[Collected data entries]
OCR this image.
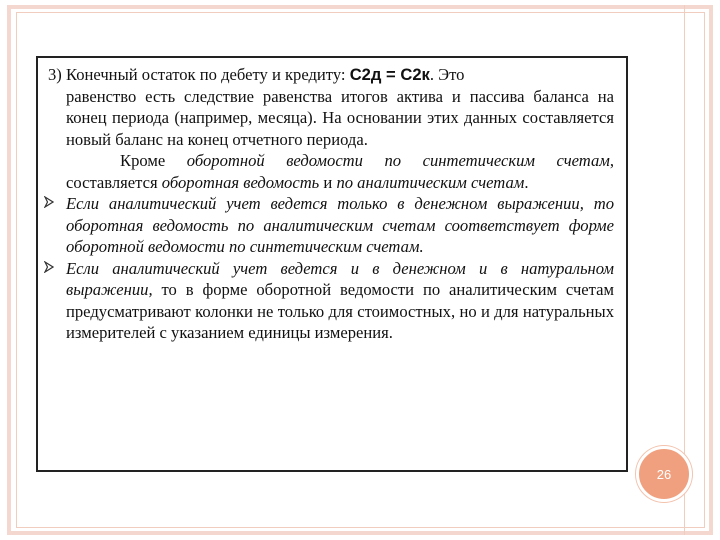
3) Конечный остаток по дебету и кредиту: С2д = С2к. Это

равенство есть следствие равенства итогов актива и пассива баланса на конец периода (например, месяца). На основании этих данных составляется новый баланс на конец отчетного периода.

Кроме оборотной ведомости по синтетическим счетам, составляется оборотная ведомость и по аналитическим счетам.

Если аналитический учет ведется только в денежном выражении, то оборотная ведомость по аналитическим счетам соответствует форме оборотной ведомости по синтетическим счетам.

Если аналитический учет ведется и в денежном и в натуральном выражении, то в форме оборотной ведомости по аналитическим счетам предусматривают колонки не только для стоимостных, но и для натуральных измерителей с указанием единицы измерения.

26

-- Given instruction --
Leave out the pictures and print every line of the data exactly.

-- Solution below --
OCR this image.
3) Конечный остаток по дебету и кредиту: С2д = С2к. Это

равенство есть следствие равенства итогов актива и пассива баланса на конец периода (например, месяца). На основании этих данных составляется новый баланс на конец отчетного периода.

Кроме оборотной ведомости по синтетическим счетам, составляется оборотная ведомость и по аналитическим счетам.

Если аналитический учет ведется только в денежном выражении, то оборотная ведомость по аналитическим счетам соответствует форме оборотной ведомости по синтетическим счетам.

Если аналитический учет ведется и в денежном и в натуральном выражении, то в форме оборотной ведомости по аналитическим счетам предусматривают колонки не только для стоимостных, но и для натуральных измерителей с указанием единицы измерения.

26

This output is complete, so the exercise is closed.